**Your task:** Produce the listing below again, exactly as shown.

**Input material:**
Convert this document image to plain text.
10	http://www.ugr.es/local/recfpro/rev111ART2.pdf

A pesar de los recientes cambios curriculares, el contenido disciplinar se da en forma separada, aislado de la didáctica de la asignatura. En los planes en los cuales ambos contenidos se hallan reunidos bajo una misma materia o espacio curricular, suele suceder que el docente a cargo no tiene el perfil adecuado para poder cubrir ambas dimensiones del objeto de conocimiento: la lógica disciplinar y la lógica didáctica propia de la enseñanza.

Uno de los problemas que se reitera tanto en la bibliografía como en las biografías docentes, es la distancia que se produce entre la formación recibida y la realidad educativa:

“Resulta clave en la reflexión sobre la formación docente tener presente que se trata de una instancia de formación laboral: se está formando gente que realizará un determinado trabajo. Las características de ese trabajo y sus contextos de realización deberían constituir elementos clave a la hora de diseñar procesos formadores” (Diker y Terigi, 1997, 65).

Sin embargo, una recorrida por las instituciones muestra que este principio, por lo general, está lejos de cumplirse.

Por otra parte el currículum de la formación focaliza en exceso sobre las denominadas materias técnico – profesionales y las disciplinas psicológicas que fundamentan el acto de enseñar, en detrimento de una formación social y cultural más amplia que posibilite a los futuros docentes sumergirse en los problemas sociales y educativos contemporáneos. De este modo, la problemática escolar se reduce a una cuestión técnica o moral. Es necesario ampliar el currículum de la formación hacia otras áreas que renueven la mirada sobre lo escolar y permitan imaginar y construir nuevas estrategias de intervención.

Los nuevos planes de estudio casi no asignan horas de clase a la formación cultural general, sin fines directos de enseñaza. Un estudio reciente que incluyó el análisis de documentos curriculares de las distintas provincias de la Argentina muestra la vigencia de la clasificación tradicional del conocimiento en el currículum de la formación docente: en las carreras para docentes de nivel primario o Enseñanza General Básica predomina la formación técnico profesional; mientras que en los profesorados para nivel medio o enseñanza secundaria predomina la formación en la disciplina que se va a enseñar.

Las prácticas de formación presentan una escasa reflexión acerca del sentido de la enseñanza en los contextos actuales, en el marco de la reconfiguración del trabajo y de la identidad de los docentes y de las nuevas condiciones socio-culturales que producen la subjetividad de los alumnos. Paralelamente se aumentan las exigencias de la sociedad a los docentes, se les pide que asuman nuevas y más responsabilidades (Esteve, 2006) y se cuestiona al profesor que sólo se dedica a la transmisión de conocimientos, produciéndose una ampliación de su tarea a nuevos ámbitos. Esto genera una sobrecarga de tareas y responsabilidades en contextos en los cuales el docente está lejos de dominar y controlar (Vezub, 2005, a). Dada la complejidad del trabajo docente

**Solution for this task:**
Convert this document image to plain text.
10	http://www.ugr.es/local/recfpro/rev111ART2.pdf

A pesar de los recientes cambios curriculares, el contenido disciplinar se da en forma separada, aislado de la didáctica de la asignatura. En los planes en los cuales ambos contenidos se hallan reunidos bajo una misma materia o espacio curricular, suele suceder que el docente a cargo no tiene el perfil adecuado para poder cubrir ambas dimensiones del objeto de conocimiento: la lógica disciplinar y la lógica didáctica propia de la enseñanza.

Uno de los problemas que se reitera tanto en la bibliografía como en las biografías docentes, es la distancia que se produce entre la formación recibida y la realidad educativa:

“Resulta clave en la reflexión sobre la formación docente tener presente que se trata de una instancia de formación laboral: se está formando gente que realizará un determinado trabajo. Las características de ese trabajo y sus contextos de realización deberían constituir elementos clave a la hora de diseñar procesos formadores” (Diker y Terigi, 1997, 65).

Sin embargo, una recorrida por las instituciones muestra que este principio, por lo general, está lejos de cumplirse.

Por otra parte el currículum de la formación focaliza en exceso sobre las denominadas materias técnico – profesionales y las disciplinas psicológicas que fundamentan el acto de enseñar, en detrimento de una formación social y cultural más amplia que posibilite a los futuros docentes sumergirse en los problemas sociales y educativos contemporáneos. De este modo, la problemática escolar se reduce a una cuestión técnica o moral. Es necesario ampliar el currículum de la formación hacia otras áreas que renueven la mirada sobre lo escolar y permitan imaginar y construir nuevas estrategias de intervención.

Los nuevos planes de estudio casi no asignan horas de clase a la formación cultural general, sin fines directos de enseñaza. Un estudio reciente que incluyó el análisis de documentos curriculares de las distintas provincias de la Argentina muestra la vigencia de la clasificación tradicional del conocimiento en el currículum de la formación docente: en las carreras para docentes de nivel primario o Enseñanza General Básica predomina la formación técnico profesional; mientras que en los profesorados para nivel medio o enseñanza secundaria predomina la formación en la disciplina que se va a enseñar.

Las prácticas de formación presentan una escasa reflexión acerca del sentido de la enseñanza en los contextos actuales, en el marco de la reconfiguración del trabajo y de la identidad de los docentes y de las nuevas condiciones socio-culturales que producen la subjetividad de los alumnos. Paralelamente se aumentan las exigencias de la sociedad a los docentes, se les pide que asuman nuevas y más responsabilidades (Esteve, 2006) y se cuestiona al profesor que sólo se dedica a la transmisión de conocimientos, produciéndose una ampliación de su tarea a nuevos ámbitos. Esto genera una sobrecarga de tareas y responsabilidades en contextos en los cuales el docente está lejos de dominar y controlar (Vezub, 2005, a). Dada la complejidad del trabajo docente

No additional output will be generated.